Elles exigent cependant une explication car elles pourraient être équivoques… Pour avoir la bonne intelligence de ce passage du discours du pape, il faut avoir bonne théologie du peuple hébreu. Il faut se souvenir que le peuple juif, sa vocation, sa mission, est de porter le mystère de Dieu à travers les siècles. Comme le dit Julio Meinvielle, c’est un peuple «théologique» que Dieu crée pour Lui.

Pour montrer la vérité de ces propos, il suffit de se rappeler le récit de la Genèse au chapitre 21. C’est l’histoire d’Ismaël et d’Isaac. Dieu donne à Abraham deux fils, l’un de son esclave Agar, qui naît de façon naturelle et reçoit le nom d’Ismaël. L’autre que, contre tout espoir, lui enfante sa femme Sara, dans sa vieillesse, conformément à la promesse de Dieu et qui est appelé Isaac. Avec Isaac et avec sa descendance après lui, Dieu confirme le pacte conclu avec Abraham.Mais comme Ismaël, le fils de l’esclave, se moquait d’Isaac et le persécutait, Abraham, sur l’instance de Sara, sa femme, et conformément à l’ordre de Dieu, dut le renvoyer de chez lui.

++++++++++

_CONSIGNE 1:_ Extrayez du texte sur Ismaël et Isaac le passage commençant par « Elles exigent cependant » et se poursuivant jusqu'à « crée pour Lui. ».
_CONSIGNE 2:_ Veuillez relever tous les noms de personnes humaines mentionnés dans le texte sur Ismaël et Isaac.
Les enregistrements ci-dessous forment un matériau distinct du texte.

++++++++++

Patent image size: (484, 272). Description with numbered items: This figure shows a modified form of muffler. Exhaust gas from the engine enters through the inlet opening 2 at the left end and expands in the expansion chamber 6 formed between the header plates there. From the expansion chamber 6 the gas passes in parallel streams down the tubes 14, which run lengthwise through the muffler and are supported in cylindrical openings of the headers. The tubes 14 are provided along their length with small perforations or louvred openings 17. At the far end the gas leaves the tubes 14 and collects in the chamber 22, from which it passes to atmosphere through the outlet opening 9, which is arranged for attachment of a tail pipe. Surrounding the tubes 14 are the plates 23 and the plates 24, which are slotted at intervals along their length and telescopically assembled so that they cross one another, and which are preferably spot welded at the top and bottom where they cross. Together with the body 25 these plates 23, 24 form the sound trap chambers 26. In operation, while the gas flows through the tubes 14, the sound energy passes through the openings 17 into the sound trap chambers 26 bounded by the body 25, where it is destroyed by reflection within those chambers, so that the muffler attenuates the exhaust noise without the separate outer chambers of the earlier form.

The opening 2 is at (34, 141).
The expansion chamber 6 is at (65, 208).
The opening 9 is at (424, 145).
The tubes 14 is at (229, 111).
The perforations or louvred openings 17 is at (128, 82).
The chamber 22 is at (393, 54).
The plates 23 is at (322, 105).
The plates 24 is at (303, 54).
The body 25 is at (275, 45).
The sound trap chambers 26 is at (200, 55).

++++++++++

_ESPACE DE RÉPONSE 1:_
Elles exigent cependant une explication car elles pourraient être équivoques… Pour avoir la bonne intelligence de ce passage du discours du pape, il faut avoir bonne théologie du peuple hébreu. Il faut se souvenir que le peuple juif, sa vocation, sa mission, est de porter le mystère de Dieu à travers les siècles. Comme le dit Julio Meinvielle, c’est un peuple «théologique» que Dieu crée pour Lui.

_ESPACE DE RÉPONSE 2:_ Julio Meinvielle, Abraham, Agar, Ismaël, Sara, Isaac